## begin DATA EXTRACT

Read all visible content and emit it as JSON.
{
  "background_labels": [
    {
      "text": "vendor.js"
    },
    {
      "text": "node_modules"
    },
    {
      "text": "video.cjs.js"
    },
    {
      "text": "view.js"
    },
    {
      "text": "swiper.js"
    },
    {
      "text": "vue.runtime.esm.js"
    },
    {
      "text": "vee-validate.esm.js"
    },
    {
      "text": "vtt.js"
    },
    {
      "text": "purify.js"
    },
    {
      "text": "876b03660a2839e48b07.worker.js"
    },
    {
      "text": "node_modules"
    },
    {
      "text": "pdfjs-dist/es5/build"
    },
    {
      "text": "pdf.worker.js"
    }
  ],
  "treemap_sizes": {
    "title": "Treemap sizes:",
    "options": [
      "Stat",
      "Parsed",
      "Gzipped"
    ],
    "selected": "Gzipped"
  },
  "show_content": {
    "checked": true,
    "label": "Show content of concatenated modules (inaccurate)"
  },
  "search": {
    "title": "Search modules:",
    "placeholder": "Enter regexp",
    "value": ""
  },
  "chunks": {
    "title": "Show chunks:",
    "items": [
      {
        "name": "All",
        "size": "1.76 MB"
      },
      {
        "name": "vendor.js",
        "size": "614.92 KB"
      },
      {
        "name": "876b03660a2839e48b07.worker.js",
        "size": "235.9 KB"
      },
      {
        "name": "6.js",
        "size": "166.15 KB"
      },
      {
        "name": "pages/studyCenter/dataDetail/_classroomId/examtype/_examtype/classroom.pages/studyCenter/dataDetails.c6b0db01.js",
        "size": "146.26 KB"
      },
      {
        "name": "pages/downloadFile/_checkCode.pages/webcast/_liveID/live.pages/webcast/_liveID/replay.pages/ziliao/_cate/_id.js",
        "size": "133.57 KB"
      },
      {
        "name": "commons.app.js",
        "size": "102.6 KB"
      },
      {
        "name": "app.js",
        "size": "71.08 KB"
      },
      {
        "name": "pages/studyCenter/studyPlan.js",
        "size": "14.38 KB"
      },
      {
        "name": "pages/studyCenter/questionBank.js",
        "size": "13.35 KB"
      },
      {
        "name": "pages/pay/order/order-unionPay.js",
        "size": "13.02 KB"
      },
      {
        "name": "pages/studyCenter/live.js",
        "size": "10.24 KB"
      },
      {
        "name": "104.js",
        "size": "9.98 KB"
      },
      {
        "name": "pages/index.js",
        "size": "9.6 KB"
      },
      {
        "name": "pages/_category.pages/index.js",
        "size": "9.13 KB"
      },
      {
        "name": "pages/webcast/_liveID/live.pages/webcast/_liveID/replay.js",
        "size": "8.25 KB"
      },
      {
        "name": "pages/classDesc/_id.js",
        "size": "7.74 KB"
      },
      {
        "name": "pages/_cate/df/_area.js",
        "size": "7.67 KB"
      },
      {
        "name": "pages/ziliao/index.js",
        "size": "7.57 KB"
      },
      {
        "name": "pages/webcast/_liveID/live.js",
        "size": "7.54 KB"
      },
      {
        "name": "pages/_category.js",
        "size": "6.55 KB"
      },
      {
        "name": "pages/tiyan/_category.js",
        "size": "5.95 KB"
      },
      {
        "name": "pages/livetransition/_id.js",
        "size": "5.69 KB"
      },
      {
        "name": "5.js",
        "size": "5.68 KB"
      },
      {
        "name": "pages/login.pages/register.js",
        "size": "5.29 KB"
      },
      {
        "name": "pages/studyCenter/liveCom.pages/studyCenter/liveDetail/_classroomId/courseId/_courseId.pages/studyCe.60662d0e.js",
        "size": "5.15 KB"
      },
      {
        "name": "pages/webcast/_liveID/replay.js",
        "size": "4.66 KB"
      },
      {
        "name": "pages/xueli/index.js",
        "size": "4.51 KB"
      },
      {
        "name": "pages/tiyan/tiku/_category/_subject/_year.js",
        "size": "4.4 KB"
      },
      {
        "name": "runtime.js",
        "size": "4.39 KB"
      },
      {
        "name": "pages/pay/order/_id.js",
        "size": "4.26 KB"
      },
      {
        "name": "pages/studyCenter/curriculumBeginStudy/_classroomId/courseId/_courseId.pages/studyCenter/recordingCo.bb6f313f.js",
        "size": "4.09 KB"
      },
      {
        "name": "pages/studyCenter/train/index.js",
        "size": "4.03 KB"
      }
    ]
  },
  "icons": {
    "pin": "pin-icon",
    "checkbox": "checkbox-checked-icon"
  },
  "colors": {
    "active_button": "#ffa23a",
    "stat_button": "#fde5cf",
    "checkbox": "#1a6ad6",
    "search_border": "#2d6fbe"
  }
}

## end DATA EXTRACT

§ TASK INSTRUCTIONS: Repeat the entries above exactly, leaving nothing out.

§ RESULT OF THIS TASK:
Read all visible content and emit it as JSON.
{
  "background_labels": [
    {
      "text": "vendor.js"
    },
    {
      "text": "node_modules"
    },
    {
      "text": "video.cjs.js"
    },
    {
      "text": "view.js"
    },
    {
      "text": "swiper.js"
    },
    {
      "text": "vue.runtime.esm.js"
    },
    {
      "text": "vee-validate.esm.js"
    },
    {
      "text": "vtt.js"
    },
    {
      "text": "purify.js"
    },
    {
      "text": "876b03660a2839e48b07.worker.js"
    },
    {
      "text": "node_modules"
    },
    {
      "text": "pdfjs-dist/es5/build"
    },
    {
      "text": "pdf.worker.js"
    }
  ],
  "treemap_sizes": {
    "title": "Treemap sizes:",
    "options": [
      "Stat",
      "Parsed",
      "Gzipped"
    ],
    "selected": "Gzipped"
  },
  "show_content": {
    "checked": true,
    "label": "Show content of concatenated modules (inaccurate)"
  },
  "search": {
    "title": "Search modules:",
    "placeholder": "Enter regexp",
    "value": ""
  },
  "chunks": {
    "title": "Show chunks:",
    "items": [
      {
        "name": "All",
        "size": "1.76 MB"
      },
      {
        "name": "vendor.js",
        "size": "614.92 KB"
      },
      {
        "name": "876b03660a2839e48b07.worker.js",
        "size": "235.9 KB"
      },
      {
        "name": "6.js",
        "size": "166.15 KB"
      },
      {
        "name": "pages/studyCenter/dataDetail/_classroomId/examtype/_examtype/classroom.pages/studyCenter/dataDetails.c6b0db01.js",
        "size": "146.26 KB"
      },
      {
        "name": "pages/downloadFile/_checkCode.pages/webcast/_liveID/live.pages/webcast/_liveID/replay.pages/ziliao/_cate/_id.js",
        "size": "133.57 KB"
      },
      {
        "name": "commons.app.js",
        "size": "102.6 KB"
      },
      {
        "name": "app.js",
        "size": "71.08 KB"
      },
      {
        "name": "pages/studyCenter/studyPlan.js",
        "size": "14.38 KB"
      },
      {
        "name": "pages/studyCenter/questionBank.js",
        "size": "13.35 KB"
      },
      {
        "name": "pages/pay/order/order-unionPay.js",
        "size": "13.02 KB"
      },
      {
        "name": "pages/studyCenter/live.js",
        "size": "10.24 KB"
      },
      {
        "name": "104.js",
        "size": "9.98 KB"
      },
      {
        "name": "pages/index.js",
        "size": "9.6 KB"
      },
      {
        "name": "pages/_category.pages/index.js",
        "size": "9.13 KB"
      },
      {
        "name": "pages/webcast/_liveID/live.pages/webcast/_liveID/replay.js",
        "size": "8.25 KB"
      },
      {
        "name": "pages/classDesc/_id.js",
        "size": "7.74 KB"
      },
      {
        "name": "pages/_cate/df/_area.js",
        "size": "7.67 KB"
      },
      {
        "name": "pages/ziliao/index.js",
        "size": "7.57 KB"
      },
      {
        "name": "pages/webcast/_liveID/live.js",
        "size": "7.54 KB"
      },
      {
        "name": "pages/_category.js",
        "size": "6.55 KB"
      },
      {
        "name": "pages/tiyan/_category.js",
        "size": "5.95 KB"
      },
      {
        "name": "pages/livetransition/_id.js",
        "size": "5.69 KB"
      },
      {
        "name": "5.js",
        "size": "5.68 KB"
      },
      {
        "name": "pages/login.pages/register.js",
        "size": "5.29 KB"
      },
      {
        "name": "pages/studyCenter/liveCom.pages/studyCenter/liveDetail/_classroomId/courseId/_courseId.pages/studyCe.60662d0e.js",
        "size": "5.15 KB"
      },
      {
        "name": "pages/webcast/_liveID/replay.js",
        "size": "4.66 KB"
      },
      {
        "name": "pages/xueli/index.js",
        "size": "4.51 KB"
      },
      {
        "name": "pages/tiyan/tiku/_category/_subject/_year.js",
        "size": "4.4 KB"
      },
      {
        "name": "runtime.js",
        "size": "4.39 KB"
      },
      {
        "name": "pages/pay/order/_id.js",
        "size": "4.26 KB"
      },
      {
        "name": "pages/studyCenter/curriculumBeginStudy/_classroomId/courseId/_courseId.pages/studyCenter/recordingCo.bb6f313f.js",
        "size": "4.09 KB"
      },
      {
        "name": "pages/studyCenter/train/index.js",
        "size": "4.03 KB"
      }
    ]
  },
  "icons": {
    "pin": "pin-icon",
    "checkbox": "checkbox-checked-icon"
  },
  "colors": {
    "active_button": "#ffa23a",
    "stat_button": "#fde5cf",
    "checkbox": "#1a6ad6",
    "search_border": "#2d6fbe"
  }
}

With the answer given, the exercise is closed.